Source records
────
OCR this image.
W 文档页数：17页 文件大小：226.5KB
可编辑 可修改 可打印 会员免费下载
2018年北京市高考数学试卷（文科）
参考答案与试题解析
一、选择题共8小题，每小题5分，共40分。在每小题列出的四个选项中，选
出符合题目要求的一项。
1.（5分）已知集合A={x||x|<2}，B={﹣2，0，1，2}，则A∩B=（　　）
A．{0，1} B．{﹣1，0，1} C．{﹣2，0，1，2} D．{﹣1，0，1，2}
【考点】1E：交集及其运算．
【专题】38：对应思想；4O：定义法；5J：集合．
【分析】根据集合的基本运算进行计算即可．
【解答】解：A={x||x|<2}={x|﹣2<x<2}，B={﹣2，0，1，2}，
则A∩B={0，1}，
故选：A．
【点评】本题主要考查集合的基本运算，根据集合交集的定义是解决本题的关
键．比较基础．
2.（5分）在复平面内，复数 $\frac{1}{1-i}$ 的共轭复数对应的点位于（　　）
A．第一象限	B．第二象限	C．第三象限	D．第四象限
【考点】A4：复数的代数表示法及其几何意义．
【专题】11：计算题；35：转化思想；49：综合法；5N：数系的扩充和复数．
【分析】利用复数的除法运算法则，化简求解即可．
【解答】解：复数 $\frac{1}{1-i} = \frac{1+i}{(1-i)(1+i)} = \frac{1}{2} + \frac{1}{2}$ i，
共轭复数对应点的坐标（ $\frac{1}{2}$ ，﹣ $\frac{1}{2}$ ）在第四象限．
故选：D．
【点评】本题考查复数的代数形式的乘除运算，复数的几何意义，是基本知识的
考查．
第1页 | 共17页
────
Exercise requirements: Without changing a word, restate the whole listing.

The response:
OCR this image.
W 文档页数：17页 文件大小：226.5KB
可编辑 可修改 可打印 会员免费下载
2018年北京市高考数学试卷（文科）
参考答案与试题解析
一、选择题共8小题，每小题5分，共40分。在每小题列出的四个选项中，选
出符合题目要求的一项。
1.（5分）已知集合A={x||x|<2}，B={﹣2，0，1，2}，则A∩B=（　　）
A．{0，1} B．{﹣1，0，1} C．{﹣2，0，1，2} D．{﹣1，0，1，2}
【考点】1E：交集及其运算．
【专题】38：对应思想；4O：定义法；5J：集合．
【分析】根据集合的基本运算进行计算即可．
【解答】解：A={x||x|<2}={x|﹣2<x<2}，B={﹣2，0，1，2}，
则A∩B={0，1}，
故选：A．
【点评】本题主要考查集合的基本运算，根据集合交集的定义是解决本题的关
键．比较基础．
2.（5分）在复平面内，复数 $\frac{1}{1-i}$ 的共轭复数对应的点位于（　　）
A．第一象限	B．第二象限	C．第三象限	D．第四象限
【考点】A4：复数的代数表示法及其几何意义．
【专题】11：计算题；35：转化思想；49：综合法；5N：数系的扩充和复数．
【分析】利用复数的除法运算法则，化简求解即可．
【解答】解：复数 $\frac{1}{1-i} = \frac{1+i}{(1-i)(1+i)} = \frac{1}{2} + \frac{1}{2}$ i，
共轭复数对应点的坐标（ $\frac{1}{2}$ ，﹣ $\frac{1}{2}$ ）在第四象限．
故选：D．
【点评】本题考查复数的代数形式的乘除运算，复数的几何意义，是基本知识的
考查．
第1页 | 共17页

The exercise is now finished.